DIRECTIONS. Put every line of the records below into a numbered list, and leave out any blank lines.

THE DATA.
- - - - - - -

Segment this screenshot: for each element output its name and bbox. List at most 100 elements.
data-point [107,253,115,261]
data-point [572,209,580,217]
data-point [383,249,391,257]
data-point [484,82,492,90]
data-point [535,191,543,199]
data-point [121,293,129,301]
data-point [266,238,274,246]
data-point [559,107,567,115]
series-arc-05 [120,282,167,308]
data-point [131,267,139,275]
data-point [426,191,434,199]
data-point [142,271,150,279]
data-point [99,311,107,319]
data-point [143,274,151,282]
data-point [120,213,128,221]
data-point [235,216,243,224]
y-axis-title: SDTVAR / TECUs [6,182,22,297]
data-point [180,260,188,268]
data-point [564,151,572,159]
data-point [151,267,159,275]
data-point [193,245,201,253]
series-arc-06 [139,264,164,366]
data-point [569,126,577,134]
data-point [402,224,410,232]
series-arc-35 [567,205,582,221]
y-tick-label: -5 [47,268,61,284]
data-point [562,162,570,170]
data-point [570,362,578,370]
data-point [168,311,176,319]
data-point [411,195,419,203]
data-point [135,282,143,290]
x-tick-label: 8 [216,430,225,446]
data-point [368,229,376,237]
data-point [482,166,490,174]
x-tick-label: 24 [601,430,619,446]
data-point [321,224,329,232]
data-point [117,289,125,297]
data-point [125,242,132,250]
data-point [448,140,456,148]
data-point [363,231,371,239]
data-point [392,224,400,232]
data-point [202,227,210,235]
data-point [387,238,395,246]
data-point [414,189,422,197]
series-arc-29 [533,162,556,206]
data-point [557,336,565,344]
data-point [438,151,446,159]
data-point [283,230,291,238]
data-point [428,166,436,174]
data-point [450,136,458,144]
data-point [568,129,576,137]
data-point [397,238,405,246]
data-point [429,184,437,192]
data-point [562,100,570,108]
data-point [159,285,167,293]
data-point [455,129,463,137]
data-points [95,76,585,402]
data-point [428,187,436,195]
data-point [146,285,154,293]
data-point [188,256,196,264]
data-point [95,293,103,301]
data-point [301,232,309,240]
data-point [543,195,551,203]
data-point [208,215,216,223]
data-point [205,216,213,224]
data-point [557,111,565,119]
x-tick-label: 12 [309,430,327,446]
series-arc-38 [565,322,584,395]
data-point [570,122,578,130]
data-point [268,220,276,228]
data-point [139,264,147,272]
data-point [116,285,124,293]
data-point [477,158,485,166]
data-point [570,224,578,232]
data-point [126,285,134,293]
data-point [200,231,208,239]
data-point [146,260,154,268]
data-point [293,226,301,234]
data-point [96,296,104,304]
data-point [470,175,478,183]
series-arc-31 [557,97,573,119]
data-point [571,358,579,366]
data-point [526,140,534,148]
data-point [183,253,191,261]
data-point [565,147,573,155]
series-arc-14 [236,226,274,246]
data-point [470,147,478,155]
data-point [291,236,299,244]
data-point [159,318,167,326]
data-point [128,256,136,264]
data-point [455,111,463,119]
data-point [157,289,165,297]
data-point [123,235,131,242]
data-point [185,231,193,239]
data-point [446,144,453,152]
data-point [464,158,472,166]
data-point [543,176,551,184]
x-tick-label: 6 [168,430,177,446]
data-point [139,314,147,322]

- - - - - - -

ANSWER TO THE TASK.
1. Segment this screenshot: for each element output its name and bbox. List at most 100 elements.
2. data-point [107,253,115,261]
3. data-point [572,209,580,217]
4. data-point [383,249,391,257]
5. data-point [484,82,492,90]
6. data-point [535,191,543,199]
7. data-point [121,293,129,301]
8. data-point [266,238,274,246]
9. data-point [559,107,567,115]
10. series-arc-05 [120,282,167,308]
11. data-point [131,267,139,275]
12. data-point [426,191,434,199]
13. data-point [142,271,150,279]
14. data-point [99,311,107,319]
15. data-point [143,274,151,282]
16. data-point [120,213,128,221]
17. data-point [235,216,243,224]
18. y-axis-title: SDTVAR / TECUs [6,182,22,297]
19. data-point [180,260,188,268]
20. data-point [564,151,572,159]
21. data-point [151,267,159,275]
22. data-point [193,245,201,253]
23. series-arc-06 [139,264,164,366]
24. data-point [569,126,577,134]
25. data-point [402,224,410,232]
26. series-arc-35 [567,205,582,221]
27. y-tick-label: -5 [47,268,61,284]
28. data-point [562,162,570,170]
29. data-point [570,362,578,370]
30. data-point [168,311,176,319]
31. data-point [411,195,419,203]
32. data-point [135,282,143,290]
33. x-tick-label: 8 [216,430,225,446]
34. data-point [368,229,376,237]
35. data-point [482,166,490,174]
36. x-tick-label: 24 [601,430,619,446]
37. data-point [321,224,329,232]
38. data-point [117,289,125,297]
39. data-point [125,242,132,250]
40. data-point [448,140,456,148]
41. data-point [363,231,371,239]
42. data-point [392,224,400,232]
43. data-point [202,227,210,235]
44. data-point [387,238,395,246]
45. data-point [414,189,422,197]
46. series-arc-29 [533,162,556,206]
47. data-point [557,336,565,344]
48. data-point [438,151,446,159]
49. data-point [283,230,291,238]
50. data-point [428,166,436,174]
51. data-point [450,136,458,144]
52. data-point [568,129,576,137]
53. data-point [397,238,405,246]
54. data-point [429,184,437,192]
55. data-point [562,100,570,108]
56. data-point [159,285,167,293]
57. data-point [455,129,463,137]
58. data-points [95,76,585,402]
59. data-point [428,187,436,195]
60. data-point [146,285,154,293]
61. data-point [188,256,196,264]
62. data-point [95,293,103,301]
63. data-point [301,232,309,240]
64. data-point [543,195,551,203]
65. data-point [208,215,216,223]
66. data-point [205,216,213,224]
67. data-point [557,111,565,119]
68. x-tick-label: 12 [309,430,327,446]
69. series-arc-38 [565,322,584,395]
70. data-point [570,122,578,130]
71. data-point [268,220,276,228]
72. data-point [139,264,147,272]
73. data-point [116,285,124,293]
74. data-point [477,158,485,166]
75. data-point [570,224,578,232]
76. data-point [126,285,134,293]
77. data-point [200,231,208,239]
78. data-point [146,260,154,268]
79. data-point [293,226,301,234]
80. data-point [96,296,104,304]
81. data-point [470,175,478,183]
82. series-arc-31 [557,97,573,119]
83. data-point [571,358,579,366]
84. data-point [526,140,534,148]
85. data-point [183,253,191,261]
86. data-point [565,147,573,155]
87. series-arc-14 [236,226,274,246]
88. data-point [470,147,478,155]
89. data-point [291,236,299,244]
90. data-point [159,318,167,326]
91. data-point [128,256,136,264]
92. data-point [455,111,463,119]
93. data-point [157,289,165,297]
94. data-point [123,235,131,242]
95. data-point [185,231,193,239]
96. data-point [446,144,453,152]
97. data-point [464,158,472,166]
98. data-point [543,176,551,184]
99. x-tick-label: 6 [168,430,177,446]
100. data-point [139,314,147,322]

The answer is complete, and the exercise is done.